Exercise brief: From the entries below, please gather each line containing the string "Principal".

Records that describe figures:
•••
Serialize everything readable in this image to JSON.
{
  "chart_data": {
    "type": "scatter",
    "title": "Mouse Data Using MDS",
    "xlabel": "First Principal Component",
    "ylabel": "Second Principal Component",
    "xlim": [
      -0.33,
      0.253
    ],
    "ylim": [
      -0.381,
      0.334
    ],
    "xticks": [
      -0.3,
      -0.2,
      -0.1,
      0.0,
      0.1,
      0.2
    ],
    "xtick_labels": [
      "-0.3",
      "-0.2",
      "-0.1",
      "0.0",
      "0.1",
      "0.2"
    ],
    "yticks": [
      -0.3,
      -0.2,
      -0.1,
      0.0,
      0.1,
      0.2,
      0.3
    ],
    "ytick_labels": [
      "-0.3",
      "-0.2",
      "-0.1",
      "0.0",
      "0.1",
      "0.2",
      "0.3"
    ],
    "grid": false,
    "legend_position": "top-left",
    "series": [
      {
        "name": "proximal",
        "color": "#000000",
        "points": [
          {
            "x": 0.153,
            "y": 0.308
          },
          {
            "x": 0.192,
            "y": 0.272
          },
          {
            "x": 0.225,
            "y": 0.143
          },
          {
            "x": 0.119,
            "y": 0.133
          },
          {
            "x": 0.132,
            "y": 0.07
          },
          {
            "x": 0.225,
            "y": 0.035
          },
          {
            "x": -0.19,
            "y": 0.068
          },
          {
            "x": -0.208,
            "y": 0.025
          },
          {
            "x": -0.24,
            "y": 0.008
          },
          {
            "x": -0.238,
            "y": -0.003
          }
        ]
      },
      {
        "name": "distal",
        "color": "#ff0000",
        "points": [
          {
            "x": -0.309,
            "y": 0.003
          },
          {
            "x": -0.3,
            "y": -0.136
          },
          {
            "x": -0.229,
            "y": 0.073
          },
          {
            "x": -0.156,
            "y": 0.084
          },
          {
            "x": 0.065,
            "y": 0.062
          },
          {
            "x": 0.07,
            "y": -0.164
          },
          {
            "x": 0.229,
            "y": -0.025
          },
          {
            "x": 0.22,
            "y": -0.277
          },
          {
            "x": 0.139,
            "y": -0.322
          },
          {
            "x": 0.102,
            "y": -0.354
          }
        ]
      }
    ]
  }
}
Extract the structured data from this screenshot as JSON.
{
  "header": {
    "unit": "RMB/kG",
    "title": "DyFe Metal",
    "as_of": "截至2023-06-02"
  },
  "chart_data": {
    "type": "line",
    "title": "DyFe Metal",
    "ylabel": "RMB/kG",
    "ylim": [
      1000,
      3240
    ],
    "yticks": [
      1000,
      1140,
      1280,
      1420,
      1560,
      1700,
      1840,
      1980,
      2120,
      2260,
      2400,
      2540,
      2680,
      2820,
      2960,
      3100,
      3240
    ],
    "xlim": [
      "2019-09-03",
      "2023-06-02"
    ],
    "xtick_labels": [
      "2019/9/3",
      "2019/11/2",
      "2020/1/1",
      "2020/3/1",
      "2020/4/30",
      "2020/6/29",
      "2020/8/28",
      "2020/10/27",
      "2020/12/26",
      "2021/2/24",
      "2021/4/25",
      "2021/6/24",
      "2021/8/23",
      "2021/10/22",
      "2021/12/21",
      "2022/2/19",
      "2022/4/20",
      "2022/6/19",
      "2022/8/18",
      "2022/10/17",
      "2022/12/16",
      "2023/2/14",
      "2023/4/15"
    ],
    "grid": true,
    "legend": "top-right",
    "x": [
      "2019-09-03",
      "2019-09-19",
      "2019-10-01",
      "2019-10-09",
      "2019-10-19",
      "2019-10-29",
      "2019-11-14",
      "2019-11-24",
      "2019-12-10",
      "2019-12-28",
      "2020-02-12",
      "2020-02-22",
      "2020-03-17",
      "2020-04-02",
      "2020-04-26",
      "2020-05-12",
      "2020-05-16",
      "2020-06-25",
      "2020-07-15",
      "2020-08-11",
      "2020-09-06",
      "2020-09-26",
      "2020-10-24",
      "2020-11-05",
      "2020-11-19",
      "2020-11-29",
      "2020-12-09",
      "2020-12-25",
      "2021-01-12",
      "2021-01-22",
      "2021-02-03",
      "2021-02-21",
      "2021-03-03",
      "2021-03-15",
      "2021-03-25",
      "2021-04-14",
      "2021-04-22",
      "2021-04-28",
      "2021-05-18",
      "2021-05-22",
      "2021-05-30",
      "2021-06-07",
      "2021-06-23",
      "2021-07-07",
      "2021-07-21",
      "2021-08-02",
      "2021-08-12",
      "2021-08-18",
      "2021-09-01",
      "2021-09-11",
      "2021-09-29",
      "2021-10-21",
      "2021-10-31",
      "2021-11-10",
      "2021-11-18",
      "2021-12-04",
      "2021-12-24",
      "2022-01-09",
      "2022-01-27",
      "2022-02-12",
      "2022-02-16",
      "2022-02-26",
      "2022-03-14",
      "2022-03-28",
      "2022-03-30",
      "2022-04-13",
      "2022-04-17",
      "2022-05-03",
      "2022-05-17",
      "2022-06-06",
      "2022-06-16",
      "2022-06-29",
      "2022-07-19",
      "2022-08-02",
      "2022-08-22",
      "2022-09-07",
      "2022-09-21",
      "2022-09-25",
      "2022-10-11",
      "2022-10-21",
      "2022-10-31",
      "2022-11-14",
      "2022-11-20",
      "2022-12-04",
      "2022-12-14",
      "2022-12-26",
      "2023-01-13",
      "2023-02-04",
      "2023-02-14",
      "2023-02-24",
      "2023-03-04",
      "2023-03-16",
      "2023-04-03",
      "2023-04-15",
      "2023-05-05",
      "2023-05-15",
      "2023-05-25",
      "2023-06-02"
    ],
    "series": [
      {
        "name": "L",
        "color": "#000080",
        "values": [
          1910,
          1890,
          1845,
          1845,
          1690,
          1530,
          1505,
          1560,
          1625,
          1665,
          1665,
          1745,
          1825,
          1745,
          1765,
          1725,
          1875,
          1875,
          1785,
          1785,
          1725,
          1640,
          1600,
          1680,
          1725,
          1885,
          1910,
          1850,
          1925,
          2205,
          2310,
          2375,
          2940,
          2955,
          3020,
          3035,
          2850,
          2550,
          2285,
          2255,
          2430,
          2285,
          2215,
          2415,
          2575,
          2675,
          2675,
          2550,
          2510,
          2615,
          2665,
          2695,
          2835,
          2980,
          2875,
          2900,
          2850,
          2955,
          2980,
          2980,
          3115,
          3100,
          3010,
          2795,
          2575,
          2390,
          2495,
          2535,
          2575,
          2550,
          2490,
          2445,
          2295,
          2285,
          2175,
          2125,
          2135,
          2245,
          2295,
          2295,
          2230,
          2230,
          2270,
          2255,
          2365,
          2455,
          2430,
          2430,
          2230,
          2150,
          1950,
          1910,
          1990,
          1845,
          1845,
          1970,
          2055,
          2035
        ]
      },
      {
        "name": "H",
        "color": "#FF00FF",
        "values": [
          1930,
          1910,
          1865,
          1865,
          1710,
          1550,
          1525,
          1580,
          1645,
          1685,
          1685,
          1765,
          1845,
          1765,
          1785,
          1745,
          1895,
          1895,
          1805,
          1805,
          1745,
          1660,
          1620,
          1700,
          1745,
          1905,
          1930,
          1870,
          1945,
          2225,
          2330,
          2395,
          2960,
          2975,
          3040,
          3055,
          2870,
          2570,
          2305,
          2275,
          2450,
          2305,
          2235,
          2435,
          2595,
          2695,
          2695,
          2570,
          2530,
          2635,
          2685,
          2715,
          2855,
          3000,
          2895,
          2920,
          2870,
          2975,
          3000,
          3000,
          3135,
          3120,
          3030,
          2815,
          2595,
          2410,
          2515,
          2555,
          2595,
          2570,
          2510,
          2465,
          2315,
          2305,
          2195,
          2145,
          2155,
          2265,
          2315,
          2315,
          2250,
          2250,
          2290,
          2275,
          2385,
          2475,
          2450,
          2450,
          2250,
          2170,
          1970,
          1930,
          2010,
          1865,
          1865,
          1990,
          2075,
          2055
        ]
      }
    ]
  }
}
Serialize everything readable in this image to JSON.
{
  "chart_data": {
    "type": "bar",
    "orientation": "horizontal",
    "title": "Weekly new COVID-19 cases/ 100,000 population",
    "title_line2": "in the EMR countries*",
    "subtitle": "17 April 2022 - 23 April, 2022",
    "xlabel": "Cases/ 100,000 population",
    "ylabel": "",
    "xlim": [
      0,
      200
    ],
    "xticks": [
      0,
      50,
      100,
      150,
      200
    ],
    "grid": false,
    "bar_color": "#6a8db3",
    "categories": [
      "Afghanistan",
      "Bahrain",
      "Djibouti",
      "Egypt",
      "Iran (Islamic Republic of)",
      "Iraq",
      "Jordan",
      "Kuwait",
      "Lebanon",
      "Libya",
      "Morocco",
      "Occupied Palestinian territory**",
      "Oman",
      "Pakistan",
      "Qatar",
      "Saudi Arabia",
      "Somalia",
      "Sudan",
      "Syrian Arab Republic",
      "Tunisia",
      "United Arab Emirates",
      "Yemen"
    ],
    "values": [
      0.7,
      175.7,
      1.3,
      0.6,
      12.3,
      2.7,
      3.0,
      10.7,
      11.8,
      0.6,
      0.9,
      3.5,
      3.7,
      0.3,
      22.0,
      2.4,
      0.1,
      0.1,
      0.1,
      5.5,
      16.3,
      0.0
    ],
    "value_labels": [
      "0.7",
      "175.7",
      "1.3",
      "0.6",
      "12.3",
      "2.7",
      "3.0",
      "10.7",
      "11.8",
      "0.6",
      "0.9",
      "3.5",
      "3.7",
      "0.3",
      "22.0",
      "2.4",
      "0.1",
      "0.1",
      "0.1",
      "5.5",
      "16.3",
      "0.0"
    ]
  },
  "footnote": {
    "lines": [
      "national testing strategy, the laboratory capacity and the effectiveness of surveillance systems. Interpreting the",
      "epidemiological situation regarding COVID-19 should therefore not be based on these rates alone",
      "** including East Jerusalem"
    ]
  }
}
•••
Completed task:
    "xlabel": "First Principal Component",
    "ylabel": "Second Principal Component",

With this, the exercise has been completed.